__TASK STATEMENT__. Search the data for the word "JSON" and copy every line that contains it.

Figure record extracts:
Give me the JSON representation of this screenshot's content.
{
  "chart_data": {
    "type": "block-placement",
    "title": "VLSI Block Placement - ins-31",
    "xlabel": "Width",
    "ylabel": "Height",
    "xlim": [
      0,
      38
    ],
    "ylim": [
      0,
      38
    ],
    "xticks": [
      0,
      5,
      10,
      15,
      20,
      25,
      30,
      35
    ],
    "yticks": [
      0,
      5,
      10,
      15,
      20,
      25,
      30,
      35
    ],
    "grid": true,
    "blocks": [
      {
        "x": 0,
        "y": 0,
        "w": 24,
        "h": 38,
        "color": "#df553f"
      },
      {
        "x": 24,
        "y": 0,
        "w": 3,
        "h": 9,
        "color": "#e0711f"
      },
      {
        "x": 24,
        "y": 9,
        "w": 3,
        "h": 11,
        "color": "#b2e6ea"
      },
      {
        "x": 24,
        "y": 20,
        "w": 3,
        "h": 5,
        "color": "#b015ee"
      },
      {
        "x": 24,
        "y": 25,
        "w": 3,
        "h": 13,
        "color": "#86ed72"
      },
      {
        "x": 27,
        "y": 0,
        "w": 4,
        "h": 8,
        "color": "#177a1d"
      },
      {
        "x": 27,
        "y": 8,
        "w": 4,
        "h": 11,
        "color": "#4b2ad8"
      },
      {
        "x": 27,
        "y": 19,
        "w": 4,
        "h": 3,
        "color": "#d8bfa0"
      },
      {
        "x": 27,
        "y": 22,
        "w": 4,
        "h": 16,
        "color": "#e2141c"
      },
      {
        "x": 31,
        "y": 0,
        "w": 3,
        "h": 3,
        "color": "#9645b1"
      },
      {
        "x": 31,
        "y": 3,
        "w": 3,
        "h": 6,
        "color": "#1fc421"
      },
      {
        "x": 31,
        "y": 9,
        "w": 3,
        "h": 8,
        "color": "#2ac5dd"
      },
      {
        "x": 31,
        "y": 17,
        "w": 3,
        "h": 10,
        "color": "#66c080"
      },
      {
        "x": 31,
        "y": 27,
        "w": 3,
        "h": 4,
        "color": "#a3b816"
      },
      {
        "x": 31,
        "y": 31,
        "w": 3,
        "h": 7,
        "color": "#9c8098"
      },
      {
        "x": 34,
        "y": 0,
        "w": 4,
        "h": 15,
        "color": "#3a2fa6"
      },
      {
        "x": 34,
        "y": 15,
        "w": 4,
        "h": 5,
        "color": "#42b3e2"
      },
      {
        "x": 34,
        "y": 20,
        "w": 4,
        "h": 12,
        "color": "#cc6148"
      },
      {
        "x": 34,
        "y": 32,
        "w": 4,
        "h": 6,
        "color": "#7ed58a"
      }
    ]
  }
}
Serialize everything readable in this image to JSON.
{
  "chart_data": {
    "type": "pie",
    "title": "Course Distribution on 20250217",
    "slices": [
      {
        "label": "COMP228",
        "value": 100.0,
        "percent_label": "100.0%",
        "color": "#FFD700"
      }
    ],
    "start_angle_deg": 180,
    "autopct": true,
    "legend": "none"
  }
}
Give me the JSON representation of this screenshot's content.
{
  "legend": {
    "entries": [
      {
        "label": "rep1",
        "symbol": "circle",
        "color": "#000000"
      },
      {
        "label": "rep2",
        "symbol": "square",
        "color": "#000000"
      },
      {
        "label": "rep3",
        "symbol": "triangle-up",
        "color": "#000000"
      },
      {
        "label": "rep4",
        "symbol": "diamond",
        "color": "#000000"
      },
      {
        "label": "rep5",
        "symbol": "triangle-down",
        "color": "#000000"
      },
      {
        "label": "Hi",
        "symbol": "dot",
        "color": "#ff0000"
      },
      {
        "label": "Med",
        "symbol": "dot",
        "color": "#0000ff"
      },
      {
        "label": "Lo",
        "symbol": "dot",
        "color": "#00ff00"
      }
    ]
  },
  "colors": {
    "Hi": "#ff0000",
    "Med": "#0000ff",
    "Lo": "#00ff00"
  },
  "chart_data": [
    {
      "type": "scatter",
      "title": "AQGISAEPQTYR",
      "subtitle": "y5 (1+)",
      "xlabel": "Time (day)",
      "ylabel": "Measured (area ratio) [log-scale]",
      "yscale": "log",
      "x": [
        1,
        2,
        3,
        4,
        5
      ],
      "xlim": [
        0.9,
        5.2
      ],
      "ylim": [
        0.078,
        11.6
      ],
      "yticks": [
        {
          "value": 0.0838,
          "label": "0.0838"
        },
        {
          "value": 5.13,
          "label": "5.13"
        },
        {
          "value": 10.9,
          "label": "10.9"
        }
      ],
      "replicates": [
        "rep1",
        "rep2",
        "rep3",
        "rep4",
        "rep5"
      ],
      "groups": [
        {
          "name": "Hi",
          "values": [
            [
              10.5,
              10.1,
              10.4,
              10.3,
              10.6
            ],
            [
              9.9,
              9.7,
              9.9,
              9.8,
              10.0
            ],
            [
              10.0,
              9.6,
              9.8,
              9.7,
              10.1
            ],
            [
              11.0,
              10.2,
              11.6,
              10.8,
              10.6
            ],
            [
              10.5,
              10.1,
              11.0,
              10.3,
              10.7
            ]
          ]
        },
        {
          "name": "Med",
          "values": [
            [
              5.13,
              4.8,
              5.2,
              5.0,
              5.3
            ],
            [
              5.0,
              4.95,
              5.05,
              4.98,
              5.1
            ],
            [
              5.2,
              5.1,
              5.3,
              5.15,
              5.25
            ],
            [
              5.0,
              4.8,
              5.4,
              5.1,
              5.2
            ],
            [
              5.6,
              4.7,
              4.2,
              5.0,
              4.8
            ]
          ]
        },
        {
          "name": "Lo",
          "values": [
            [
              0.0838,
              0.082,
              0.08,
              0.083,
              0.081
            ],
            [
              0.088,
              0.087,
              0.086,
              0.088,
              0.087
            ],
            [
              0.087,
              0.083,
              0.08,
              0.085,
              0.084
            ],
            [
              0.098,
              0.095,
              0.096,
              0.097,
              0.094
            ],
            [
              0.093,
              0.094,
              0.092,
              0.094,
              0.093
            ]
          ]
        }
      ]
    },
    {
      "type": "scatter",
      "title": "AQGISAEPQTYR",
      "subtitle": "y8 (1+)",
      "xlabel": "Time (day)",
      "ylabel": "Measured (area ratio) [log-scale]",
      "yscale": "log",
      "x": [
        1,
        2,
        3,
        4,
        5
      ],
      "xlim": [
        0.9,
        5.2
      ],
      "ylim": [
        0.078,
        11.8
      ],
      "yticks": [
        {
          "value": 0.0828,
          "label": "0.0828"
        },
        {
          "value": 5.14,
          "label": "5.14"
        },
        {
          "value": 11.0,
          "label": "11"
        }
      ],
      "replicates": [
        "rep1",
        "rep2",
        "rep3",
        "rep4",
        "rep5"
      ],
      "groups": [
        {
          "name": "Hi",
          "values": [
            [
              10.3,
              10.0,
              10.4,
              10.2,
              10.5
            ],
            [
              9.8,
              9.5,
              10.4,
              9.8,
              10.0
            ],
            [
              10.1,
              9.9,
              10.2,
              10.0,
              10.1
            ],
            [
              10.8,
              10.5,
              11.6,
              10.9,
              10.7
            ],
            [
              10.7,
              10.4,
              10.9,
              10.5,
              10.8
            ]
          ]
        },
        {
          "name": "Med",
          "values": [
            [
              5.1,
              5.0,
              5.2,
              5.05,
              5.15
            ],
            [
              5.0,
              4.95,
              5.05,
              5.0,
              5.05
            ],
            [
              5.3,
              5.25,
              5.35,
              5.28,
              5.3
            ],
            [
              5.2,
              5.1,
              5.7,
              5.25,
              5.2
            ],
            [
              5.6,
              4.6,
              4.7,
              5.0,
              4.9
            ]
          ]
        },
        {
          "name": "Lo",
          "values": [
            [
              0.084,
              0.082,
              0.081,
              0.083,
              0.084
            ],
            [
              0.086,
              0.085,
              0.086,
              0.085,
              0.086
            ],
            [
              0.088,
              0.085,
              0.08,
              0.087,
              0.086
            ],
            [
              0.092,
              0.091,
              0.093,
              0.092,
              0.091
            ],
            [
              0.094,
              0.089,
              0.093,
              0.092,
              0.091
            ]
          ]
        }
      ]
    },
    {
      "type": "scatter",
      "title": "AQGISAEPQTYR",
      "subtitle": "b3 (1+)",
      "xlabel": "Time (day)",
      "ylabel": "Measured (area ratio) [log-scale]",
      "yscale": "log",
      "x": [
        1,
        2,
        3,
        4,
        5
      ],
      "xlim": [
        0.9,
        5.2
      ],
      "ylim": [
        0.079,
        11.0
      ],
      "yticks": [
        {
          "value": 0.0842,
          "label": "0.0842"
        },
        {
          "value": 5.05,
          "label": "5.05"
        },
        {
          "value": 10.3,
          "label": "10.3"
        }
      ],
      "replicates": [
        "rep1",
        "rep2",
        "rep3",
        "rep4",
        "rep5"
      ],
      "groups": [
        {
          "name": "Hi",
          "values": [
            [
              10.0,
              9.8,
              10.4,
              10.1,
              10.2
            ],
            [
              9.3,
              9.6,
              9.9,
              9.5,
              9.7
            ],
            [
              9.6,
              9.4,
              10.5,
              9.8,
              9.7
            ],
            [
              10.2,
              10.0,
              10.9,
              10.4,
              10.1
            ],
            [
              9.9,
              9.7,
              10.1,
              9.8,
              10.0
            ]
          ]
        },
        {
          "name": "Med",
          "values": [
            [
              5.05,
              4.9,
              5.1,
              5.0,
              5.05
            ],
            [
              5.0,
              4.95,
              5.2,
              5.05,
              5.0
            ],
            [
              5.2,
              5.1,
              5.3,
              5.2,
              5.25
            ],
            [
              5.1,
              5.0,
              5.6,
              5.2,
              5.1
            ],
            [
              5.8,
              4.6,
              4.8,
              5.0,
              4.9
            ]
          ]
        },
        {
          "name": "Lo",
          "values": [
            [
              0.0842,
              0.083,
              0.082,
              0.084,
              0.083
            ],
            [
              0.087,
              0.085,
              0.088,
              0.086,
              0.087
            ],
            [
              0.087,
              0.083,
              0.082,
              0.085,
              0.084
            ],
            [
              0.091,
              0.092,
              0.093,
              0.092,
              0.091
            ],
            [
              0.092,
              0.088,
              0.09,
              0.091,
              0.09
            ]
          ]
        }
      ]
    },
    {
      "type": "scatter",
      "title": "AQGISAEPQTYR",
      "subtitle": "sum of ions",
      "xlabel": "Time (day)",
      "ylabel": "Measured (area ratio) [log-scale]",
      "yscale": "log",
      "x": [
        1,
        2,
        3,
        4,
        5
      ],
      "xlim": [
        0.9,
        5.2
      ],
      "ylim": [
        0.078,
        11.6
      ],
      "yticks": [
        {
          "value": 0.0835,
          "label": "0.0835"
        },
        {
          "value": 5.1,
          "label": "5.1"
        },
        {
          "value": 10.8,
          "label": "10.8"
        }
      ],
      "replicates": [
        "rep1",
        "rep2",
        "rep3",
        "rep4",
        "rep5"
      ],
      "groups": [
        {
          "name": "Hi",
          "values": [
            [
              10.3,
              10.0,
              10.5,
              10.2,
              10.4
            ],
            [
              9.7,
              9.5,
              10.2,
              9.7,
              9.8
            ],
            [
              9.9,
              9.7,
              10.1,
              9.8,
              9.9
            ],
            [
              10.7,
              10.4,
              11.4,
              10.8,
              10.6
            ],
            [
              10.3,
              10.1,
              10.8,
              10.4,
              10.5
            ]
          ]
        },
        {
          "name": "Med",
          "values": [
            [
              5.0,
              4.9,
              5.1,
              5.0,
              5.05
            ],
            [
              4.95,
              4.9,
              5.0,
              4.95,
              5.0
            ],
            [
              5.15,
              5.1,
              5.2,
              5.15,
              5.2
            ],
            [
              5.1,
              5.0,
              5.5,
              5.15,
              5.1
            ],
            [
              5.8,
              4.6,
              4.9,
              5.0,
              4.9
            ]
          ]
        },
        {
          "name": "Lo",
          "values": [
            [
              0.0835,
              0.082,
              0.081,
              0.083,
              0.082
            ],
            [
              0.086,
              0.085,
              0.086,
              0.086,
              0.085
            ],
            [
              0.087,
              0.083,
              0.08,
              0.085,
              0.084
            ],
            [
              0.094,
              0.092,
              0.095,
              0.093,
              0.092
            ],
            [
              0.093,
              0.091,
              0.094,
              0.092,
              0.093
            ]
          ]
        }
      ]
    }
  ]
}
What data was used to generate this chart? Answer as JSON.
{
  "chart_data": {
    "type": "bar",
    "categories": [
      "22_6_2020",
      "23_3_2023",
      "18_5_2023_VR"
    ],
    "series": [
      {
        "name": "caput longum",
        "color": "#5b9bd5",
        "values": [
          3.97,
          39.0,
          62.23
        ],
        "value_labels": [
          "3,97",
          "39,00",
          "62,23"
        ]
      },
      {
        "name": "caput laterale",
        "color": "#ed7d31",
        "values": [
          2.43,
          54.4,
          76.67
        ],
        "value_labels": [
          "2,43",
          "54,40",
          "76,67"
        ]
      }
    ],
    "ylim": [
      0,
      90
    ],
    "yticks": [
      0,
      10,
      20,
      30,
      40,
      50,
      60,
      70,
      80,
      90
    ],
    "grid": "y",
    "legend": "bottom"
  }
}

__SOLUTION TO THIS TASK__.
Give me the JSON representation of this screenshot's content.
Serialize everything readable in this image to JSON.
Give me the JSON representation of this screenshot's content.
What data was used to generate this chart? Answer as JSON.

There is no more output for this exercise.